### TASK TO COMPLETE
Tally the lines below that contain "ylabel". The number is the whole answer.

--

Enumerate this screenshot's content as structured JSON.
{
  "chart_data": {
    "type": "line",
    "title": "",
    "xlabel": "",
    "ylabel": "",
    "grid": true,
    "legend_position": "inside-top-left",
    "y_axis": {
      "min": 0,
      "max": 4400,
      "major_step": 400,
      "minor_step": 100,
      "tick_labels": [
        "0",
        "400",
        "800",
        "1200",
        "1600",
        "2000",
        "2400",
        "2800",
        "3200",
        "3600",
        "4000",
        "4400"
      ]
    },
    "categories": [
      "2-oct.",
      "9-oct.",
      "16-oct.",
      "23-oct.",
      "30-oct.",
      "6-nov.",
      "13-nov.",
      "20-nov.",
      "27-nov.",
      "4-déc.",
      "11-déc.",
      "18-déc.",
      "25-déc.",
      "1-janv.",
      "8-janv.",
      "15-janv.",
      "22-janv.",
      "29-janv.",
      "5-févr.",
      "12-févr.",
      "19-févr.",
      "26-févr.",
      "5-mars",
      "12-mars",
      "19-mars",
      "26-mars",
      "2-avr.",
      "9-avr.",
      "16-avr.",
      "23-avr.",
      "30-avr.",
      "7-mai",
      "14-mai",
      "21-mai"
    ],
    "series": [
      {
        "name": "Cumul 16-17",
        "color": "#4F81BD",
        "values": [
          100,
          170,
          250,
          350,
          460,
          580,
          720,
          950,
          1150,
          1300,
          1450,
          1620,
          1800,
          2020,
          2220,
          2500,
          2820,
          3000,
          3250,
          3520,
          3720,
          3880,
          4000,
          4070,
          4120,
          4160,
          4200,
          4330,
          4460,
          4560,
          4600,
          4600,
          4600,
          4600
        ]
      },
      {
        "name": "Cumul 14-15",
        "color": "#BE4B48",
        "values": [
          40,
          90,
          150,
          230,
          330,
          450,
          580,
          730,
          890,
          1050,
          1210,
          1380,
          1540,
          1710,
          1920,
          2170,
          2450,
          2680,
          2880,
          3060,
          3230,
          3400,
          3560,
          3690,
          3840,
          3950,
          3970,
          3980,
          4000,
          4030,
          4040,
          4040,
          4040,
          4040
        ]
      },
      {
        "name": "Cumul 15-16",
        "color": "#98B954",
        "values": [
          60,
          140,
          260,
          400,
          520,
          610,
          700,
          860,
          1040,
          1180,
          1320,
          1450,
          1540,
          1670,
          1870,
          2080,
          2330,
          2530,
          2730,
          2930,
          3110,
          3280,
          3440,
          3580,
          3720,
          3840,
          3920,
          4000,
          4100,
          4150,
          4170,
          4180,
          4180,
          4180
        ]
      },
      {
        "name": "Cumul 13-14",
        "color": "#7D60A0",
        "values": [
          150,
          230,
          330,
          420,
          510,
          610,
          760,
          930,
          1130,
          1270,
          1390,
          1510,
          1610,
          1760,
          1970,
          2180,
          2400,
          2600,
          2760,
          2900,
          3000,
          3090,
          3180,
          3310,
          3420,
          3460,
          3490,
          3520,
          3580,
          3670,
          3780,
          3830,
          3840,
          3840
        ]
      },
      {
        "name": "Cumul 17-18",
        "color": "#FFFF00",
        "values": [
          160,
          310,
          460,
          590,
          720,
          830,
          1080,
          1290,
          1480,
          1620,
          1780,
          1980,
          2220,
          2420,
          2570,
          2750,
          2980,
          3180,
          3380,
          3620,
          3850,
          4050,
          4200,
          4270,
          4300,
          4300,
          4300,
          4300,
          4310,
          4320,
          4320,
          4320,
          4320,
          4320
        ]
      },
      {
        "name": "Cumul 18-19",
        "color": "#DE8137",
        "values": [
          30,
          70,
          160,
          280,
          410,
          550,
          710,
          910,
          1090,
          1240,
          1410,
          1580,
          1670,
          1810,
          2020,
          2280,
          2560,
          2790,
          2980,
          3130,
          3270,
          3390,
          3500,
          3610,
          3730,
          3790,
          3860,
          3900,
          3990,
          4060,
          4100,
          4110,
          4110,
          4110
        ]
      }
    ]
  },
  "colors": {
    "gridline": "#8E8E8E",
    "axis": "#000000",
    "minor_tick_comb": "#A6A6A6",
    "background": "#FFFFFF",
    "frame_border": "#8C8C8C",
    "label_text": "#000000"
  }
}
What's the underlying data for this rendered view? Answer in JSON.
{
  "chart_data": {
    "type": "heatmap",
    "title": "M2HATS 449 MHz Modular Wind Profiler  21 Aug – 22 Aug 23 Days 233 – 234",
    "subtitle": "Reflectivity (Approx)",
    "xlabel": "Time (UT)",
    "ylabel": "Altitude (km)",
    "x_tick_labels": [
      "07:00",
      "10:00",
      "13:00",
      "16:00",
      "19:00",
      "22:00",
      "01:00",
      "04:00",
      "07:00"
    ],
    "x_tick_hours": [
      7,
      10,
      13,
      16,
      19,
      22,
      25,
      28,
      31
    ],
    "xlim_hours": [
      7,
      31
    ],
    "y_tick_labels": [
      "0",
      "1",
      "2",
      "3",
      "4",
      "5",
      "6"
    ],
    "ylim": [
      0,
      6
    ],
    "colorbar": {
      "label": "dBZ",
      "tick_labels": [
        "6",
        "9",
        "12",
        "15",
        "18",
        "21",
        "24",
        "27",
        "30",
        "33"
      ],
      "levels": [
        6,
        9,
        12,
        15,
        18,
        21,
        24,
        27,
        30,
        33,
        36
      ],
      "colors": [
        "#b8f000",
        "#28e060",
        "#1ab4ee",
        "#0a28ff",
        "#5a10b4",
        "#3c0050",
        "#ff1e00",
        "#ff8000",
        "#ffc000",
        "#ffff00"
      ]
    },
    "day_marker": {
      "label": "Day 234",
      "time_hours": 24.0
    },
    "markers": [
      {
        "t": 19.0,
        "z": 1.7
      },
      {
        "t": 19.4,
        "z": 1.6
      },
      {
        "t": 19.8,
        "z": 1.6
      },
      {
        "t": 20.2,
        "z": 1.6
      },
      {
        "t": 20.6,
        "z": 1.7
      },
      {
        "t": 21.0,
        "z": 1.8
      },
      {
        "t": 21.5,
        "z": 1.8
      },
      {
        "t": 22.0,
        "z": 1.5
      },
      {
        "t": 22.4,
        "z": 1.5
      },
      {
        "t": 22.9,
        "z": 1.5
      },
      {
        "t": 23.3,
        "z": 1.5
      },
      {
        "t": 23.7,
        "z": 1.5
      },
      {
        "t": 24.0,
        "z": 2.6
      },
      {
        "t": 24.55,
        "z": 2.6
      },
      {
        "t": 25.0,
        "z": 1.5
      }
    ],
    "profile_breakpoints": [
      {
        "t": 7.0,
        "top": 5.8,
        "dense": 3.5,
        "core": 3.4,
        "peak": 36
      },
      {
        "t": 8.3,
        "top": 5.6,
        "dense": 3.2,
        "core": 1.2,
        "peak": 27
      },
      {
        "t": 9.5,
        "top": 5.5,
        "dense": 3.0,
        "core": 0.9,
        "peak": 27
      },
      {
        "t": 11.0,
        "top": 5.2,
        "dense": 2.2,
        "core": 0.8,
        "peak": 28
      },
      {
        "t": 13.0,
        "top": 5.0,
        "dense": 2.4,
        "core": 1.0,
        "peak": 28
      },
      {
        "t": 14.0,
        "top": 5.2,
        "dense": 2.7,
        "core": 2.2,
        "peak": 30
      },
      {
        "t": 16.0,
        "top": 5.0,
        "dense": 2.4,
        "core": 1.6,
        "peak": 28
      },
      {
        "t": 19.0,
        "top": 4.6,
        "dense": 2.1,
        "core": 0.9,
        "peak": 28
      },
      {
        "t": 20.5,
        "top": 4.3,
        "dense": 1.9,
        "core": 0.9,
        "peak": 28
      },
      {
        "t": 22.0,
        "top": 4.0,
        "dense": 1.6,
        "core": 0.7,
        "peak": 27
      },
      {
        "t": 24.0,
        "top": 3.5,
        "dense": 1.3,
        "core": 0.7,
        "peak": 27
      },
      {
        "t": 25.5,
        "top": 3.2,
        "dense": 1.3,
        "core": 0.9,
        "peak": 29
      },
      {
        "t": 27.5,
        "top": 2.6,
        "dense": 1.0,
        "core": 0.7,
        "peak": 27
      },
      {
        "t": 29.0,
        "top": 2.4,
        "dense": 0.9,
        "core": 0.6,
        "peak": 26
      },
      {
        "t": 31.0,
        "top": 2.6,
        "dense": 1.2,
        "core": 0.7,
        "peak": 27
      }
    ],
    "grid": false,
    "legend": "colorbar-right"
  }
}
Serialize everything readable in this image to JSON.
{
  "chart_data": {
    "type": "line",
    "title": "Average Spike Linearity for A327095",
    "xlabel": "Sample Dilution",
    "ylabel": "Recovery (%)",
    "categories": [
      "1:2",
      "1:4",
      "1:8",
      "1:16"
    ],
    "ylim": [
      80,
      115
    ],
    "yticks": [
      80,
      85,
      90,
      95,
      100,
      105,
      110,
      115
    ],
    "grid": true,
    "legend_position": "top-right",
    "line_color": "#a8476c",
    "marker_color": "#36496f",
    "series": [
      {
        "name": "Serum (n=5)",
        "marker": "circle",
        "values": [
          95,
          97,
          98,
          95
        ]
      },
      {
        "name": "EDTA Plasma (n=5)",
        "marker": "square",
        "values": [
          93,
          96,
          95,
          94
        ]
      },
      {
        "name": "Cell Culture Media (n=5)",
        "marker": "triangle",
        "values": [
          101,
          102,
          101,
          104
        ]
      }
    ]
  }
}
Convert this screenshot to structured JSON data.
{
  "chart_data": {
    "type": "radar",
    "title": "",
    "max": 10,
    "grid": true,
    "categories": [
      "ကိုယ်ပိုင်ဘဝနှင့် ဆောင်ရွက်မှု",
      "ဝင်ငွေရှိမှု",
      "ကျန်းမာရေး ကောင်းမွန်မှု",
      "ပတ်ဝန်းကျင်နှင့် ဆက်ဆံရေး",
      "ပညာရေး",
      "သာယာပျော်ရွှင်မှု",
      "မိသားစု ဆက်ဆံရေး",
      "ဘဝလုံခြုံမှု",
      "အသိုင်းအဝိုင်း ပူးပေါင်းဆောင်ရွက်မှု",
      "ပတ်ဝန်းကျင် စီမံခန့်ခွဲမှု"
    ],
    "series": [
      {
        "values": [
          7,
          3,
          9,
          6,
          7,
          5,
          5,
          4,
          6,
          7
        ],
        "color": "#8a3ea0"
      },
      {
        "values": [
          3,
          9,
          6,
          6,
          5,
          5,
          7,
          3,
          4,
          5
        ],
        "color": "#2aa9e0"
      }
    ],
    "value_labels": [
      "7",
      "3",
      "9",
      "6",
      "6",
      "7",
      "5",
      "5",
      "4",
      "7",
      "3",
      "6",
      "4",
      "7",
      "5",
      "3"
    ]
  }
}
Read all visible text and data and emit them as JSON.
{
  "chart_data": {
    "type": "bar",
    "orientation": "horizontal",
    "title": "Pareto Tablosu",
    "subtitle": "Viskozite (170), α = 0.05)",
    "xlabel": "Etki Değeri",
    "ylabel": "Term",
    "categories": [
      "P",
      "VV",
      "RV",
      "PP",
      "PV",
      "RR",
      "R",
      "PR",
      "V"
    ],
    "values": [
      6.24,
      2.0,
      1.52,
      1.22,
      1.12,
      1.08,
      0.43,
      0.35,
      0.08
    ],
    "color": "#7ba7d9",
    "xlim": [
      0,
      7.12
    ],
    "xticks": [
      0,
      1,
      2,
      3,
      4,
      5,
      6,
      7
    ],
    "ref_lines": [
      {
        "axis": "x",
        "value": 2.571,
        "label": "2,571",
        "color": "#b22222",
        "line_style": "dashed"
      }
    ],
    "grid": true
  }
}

--

### EXERCISE ANSWER
4